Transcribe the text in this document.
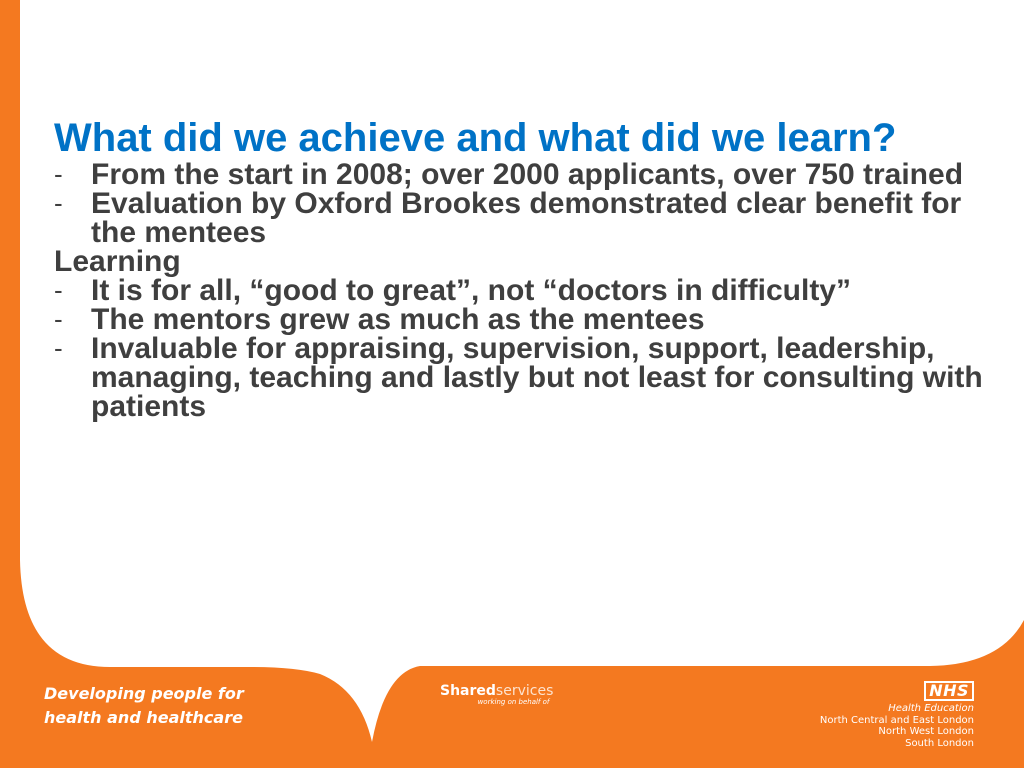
What did we achieve and what did we learn?
- From the start in 2008; over 2000 applicants, over 750 trained
- Evaluation by Oxford Brookes demonstrated clear benefit for the mentees

Learning

- It is for all, “good to great”, not “doctors in difficulty”
- The mentors grew as much as the mentees
- Invaluable for appraising, supervision, support, leadership, managing, teaching and lastly but not least for consulting with patients
Developing people for
health and healthcare
Sharedservices
working on behalf of
NHS
Health Education
North Central and East London
North West London
South London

....................

• _Task objective_: Count how many lines in the data above hold the string "North", and give the number with no other words.

• _Answer to the exercise_: 2